Dataset excerpt
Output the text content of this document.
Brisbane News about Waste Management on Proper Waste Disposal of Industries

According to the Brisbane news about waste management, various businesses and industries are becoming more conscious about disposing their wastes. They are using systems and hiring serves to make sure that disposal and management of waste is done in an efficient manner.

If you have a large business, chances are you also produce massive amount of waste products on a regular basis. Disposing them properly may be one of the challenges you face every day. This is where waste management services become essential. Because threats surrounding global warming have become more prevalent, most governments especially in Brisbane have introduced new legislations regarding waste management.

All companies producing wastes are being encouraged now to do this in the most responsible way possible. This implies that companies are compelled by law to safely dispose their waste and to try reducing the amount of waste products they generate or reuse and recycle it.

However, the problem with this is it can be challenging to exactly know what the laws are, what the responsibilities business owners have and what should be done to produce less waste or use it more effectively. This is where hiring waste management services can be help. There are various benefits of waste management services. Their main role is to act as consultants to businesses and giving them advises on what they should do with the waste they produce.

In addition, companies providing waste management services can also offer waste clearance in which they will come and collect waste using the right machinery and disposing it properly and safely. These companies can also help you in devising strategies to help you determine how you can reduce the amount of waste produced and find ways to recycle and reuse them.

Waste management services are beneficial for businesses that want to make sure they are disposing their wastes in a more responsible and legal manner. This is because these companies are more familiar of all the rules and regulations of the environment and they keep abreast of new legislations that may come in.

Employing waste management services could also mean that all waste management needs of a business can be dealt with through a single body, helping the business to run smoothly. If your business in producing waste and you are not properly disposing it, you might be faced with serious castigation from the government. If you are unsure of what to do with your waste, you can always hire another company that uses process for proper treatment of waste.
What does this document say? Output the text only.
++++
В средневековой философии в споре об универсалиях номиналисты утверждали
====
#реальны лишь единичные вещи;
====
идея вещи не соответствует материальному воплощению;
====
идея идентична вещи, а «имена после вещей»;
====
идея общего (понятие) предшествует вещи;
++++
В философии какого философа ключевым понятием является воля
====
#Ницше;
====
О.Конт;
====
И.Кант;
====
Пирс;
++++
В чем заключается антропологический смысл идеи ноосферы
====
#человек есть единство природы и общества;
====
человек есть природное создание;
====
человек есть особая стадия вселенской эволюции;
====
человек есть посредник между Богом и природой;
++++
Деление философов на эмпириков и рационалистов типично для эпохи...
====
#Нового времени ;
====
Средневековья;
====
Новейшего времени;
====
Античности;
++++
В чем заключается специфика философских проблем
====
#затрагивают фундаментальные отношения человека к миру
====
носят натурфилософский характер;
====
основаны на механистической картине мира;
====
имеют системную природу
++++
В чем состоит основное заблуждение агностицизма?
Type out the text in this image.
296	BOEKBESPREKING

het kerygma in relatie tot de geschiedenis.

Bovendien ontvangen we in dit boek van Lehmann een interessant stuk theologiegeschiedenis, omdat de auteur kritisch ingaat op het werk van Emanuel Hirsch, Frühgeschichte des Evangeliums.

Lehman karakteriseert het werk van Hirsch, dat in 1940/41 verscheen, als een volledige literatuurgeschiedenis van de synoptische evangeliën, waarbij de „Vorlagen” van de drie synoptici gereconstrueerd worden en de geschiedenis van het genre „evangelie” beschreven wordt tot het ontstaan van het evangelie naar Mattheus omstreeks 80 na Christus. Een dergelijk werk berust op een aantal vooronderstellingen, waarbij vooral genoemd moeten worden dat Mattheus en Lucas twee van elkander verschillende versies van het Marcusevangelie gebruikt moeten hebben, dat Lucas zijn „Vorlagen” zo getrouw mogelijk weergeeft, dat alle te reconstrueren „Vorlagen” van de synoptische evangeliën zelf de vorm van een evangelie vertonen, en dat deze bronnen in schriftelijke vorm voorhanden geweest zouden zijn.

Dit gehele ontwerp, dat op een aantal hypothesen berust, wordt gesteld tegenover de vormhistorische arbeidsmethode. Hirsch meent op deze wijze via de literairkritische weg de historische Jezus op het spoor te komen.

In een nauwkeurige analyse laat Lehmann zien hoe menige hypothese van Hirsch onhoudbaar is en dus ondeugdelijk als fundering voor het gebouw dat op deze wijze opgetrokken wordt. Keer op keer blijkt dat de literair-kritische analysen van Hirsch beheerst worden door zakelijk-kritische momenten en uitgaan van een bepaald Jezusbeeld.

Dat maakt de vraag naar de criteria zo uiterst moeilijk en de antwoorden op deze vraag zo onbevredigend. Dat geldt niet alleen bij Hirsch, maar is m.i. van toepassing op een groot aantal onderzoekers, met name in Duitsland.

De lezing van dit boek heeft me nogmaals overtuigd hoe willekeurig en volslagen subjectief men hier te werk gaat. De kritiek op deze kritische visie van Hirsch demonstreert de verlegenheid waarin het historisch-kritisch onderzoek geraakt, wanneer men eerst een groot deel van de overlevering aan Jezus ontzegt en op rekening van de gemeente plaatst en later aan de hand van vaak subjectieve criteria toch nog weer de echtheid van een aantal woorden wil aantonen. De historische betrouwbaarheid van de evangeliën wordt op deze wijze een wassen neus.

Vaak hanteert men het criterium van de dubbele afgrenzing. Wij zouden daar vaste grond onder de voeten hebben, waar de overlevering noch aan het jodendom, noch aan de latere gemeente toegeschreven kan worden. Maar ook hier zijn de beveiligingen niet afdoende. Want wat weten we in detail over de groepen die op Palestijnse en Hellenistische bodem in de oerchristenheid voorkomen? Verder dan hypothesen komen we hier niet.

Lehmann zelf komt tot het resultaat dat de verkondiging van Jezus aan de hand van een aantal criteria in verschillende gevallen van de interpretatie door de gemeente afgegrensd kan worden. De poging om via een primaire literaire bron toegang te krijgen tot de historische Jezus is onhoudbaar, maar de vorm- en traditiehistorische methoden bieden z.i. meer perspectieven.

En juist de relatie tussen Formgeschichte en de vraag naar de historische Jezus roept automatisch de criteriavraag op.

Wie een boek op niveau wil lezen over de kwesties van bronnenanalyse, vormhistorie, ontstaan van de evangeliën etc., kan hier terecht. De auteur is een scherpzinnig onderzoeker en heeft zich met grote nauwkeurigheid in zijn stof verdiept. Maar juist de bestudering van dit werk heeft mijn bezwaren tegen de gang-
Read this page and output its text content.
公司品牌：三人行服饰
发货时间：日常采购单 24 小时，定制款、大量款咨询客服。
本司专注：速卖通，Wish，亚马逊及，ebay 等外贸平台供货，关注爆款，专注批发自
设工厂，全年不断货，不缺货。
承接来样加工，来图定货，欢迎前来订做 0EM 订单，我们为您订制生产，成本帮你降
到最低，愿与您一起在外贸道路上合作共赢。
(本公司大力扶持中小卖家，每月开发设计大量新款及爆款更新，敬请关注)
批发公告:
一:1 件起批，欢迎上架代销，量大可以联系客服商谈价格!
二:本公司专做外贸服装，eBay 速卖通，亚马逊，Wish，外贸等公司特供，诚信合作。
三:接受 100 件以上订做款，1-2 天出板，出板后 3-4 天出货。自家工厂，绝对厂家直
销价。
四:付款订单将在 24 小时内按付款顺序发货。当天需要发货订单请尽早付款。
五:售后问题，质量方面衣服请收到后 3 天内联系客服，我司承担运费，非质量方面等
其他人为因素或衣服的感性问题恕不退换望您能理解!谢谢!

Given task
Filter out every line that lacks the word "vraag", and copy the rest.

The completed task
Dat maakt de vraag naar de criteria zo uiterst moeilijk en de antwoorden op deze vraag zo onbevredigend. Dat geldt niet alleen bij Hirsch, maar is m.i. van toepassing op een groot aantal onderzoekers, met name in Duitsland.
En juist de relatie tussen Formgeschichte en de vraag naar de historische Jezus roept automatisch de criteriavraag op.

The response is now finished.